◆ TASK OBJECTIVE ◆
Copy each line of the records that contains the word "many".
::::
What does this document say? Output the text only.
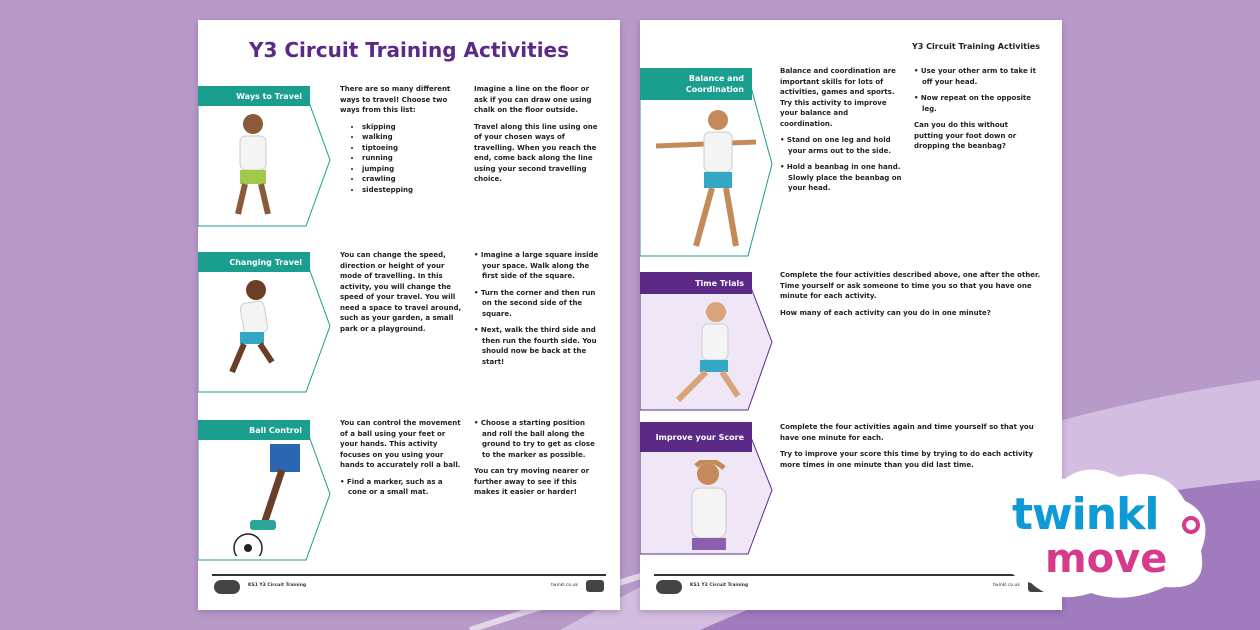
Y3 Circuit Training Activities
Ways to Travel

There are so many different ways to travel! Choose two ways from this list:

• skipping
• walking
• tiptoeing
• running
• jumping
• crawling
• sidestepping

Imagine a line on the floor or ask if you can draw one using chalk on the floor outside.

Travel along this line using one of your chosen ways of travelling. When you reach the end, come back along the line using your second travelling choice.

Changing Travel

You can change the speed, direction or height of your mode of travelling. In this activity, you will change the speed of your travel. You will need a space to travel around, such as your garden, a small park or a playground.

• Imagine a large square inside your space. Walk along the first side of the square.

• Turn the corner and then run on the second side of the square.

• Next, walk the third side and then run the fourth side. You should now be back at the start!

Ball Control

You can control the movement of a ball using your feet or your hands. This activity focuses on you using your hands to accurately roll a ball.

• Find a marker, such as a cone or a small mat.

• Choose a starting position and roll the ball along the ground to try to get as close to the marker as possible.

You can try moving nearer or further away to see if this makes it easier or harder!

KS1 Y3 Circuit Training	twinkl.co.uk
Y3 Circuit Training Activities
Balance and Coordination

Balance and coordination are important skills for lots of activities, games and sports. Try this activity to improve your balance and coordination.

• Stand on one leg and hold your arms out to the side.

• Hold a beanbag in one hand. Slowly place the beanbag on your head.

• Use your other arm to take it off your head.

• Now repeat on the opposite leg.

Can you do this without putting your foot down or dropping the beanbag?

Time Trials

Complete the four activities described above, one after the other. Time yourself or ask someone to time you so that you have one minute for each activity.

How many of each activity can you do in one minute?

Improve your Score

Complete the four activities again and time yourself so that you have one minute for each.

Try to improve your score this time by trying to do each activity more times in one minute than you did last time.

KS1 Y3 Circuit Training	twinkl.co.uk
twinkl
move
::::
◆ SOLUTION FOR THIS PROBLEM ◆
There are so many different ways to travel! Choose two ways from this list:
How many of each activity can you do in one minute?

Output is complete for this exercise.